Data excerpts
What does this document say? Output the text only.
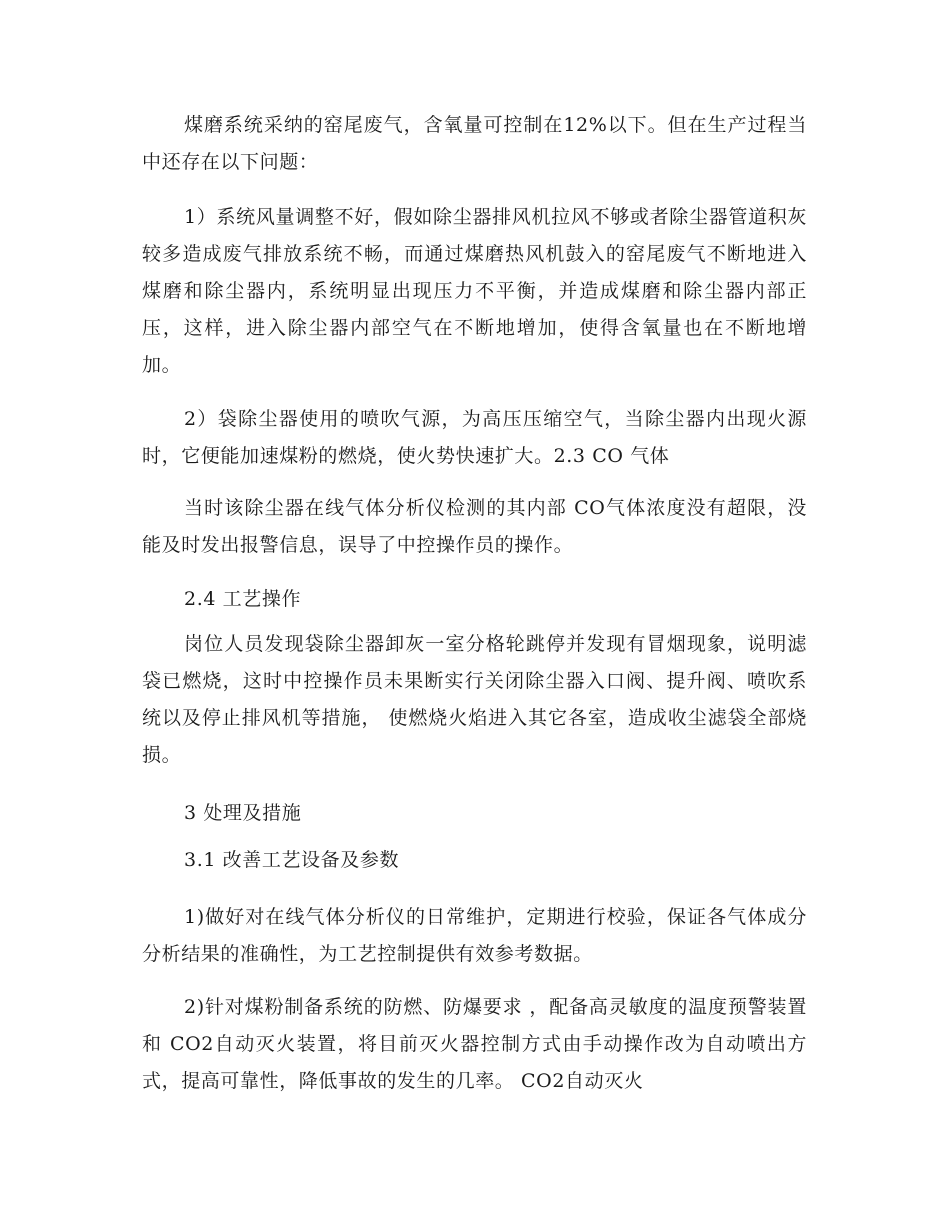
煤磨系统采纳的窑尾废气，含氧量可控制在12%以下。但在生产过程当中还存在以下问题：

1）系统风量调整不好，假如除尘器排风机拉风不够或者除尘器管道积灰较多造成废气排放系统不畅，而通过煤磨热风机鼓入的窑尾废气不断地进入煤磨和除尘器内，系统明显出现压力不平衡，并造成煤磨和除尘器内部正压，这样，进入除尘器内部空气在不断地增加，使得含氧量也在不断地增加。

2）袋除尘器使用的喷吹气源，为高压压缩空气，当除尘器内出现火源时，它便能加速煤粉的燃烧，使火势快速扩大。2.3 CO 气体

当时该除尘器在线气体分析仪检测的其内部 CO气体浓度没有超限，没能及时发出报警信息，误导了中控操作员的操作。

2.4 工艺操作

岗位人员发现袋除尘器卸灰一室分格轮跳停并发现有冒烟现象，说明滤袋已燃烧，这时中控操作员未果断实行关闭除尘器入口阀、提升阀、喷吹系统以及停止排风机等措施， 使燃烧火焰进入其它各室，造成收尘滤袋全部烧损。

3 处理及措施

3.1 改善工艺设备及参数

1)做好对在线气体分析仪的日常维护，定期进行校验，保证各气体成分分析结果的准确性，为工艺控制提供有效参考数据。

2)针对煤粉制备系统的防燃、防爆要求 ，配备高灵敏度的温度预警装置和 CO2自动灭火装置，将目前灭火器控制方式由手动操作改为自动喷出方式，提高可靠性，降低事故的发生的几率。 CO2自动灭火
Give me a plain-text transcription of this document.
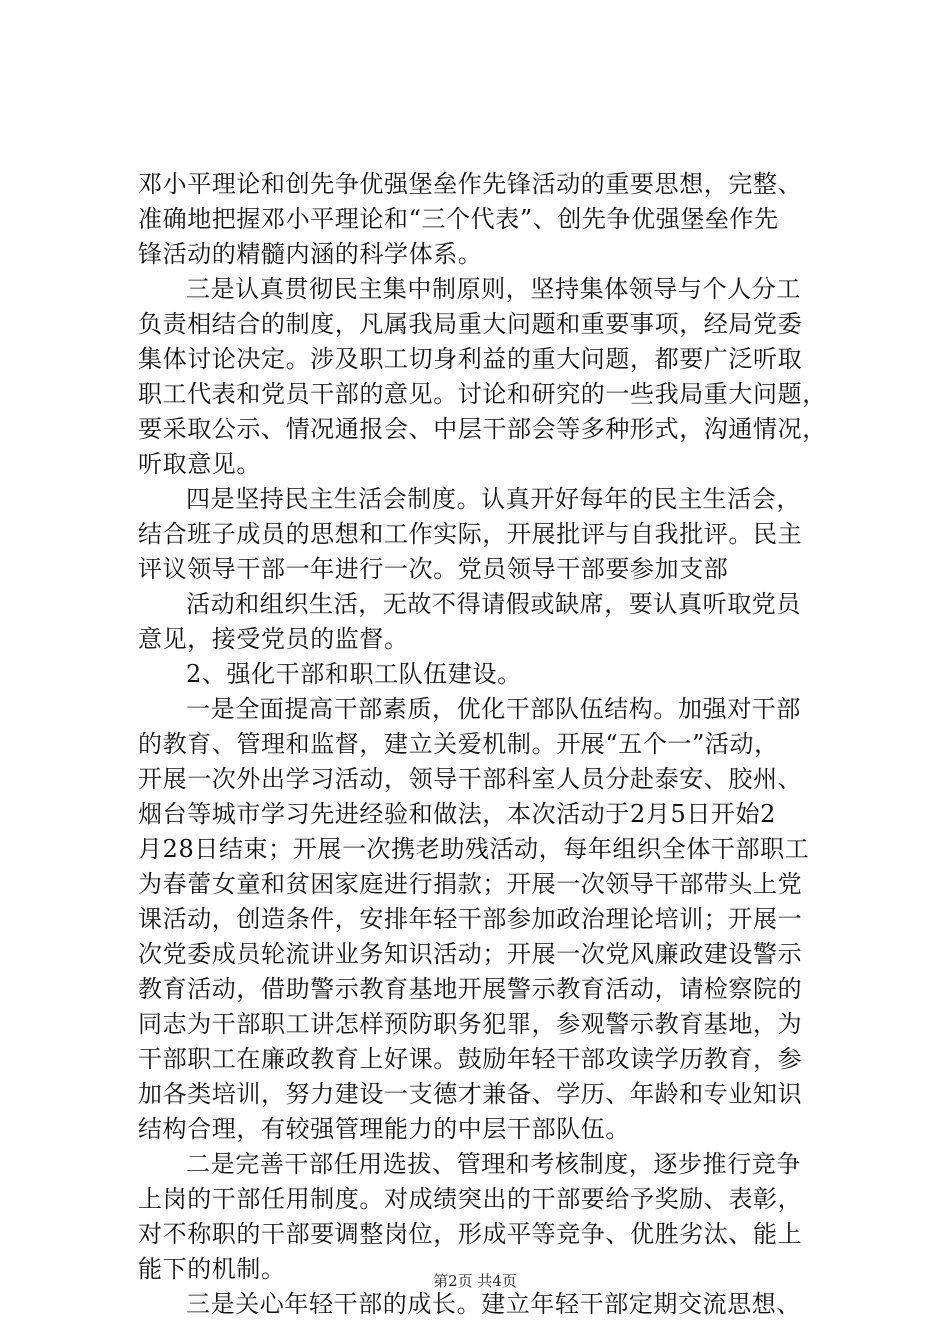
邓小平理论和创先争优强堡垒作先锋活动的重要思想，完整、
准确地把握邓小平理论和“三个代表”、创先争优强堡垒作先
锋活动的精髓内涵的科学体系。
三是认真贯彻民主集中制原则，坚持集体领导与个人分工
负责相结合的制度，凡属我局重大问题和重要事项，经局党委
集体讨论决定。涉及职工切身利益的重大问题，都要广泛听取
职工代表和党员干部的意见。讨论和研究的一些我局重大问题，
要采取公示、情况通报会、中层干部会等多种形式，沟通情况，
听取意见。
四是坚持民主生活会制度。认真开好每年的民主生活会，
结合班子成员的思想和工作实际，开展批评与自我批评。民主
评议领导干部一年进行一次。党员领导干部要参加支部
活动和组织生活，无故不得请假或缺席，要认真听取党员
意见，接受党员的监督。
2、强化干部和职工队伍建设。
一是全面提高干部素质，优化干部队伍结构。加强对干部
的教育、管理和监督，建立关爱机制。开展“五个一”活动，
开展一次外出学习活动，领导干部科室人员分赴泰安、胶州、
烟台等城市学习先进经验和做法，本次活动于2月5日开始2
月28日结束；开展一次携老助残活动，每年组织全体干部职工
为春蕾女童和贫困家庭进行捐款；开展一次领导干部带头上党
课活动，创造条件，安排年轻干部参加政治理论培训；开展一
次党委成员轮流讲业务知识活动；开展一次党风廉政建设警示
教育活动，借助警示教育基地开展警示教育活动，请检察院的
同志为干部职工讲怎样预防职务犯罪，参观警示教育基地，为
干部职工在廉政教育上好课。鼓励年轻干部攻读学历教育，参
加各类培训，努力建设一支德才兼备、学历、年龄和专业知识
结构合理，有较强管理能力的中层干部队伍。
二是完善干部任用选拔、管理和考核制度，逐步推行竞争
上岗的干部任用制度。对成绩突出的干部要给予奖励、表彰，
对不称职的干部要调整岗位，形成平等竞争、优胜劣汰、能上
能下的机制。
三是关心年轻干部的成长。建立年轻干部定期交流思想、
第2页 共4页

== Prompt ==
Where does the word "this" appear in the listing? List each line that holds it.

== Worked answer ==
What does this document say? Output the text only.
Give me a plain-text transcription of this document.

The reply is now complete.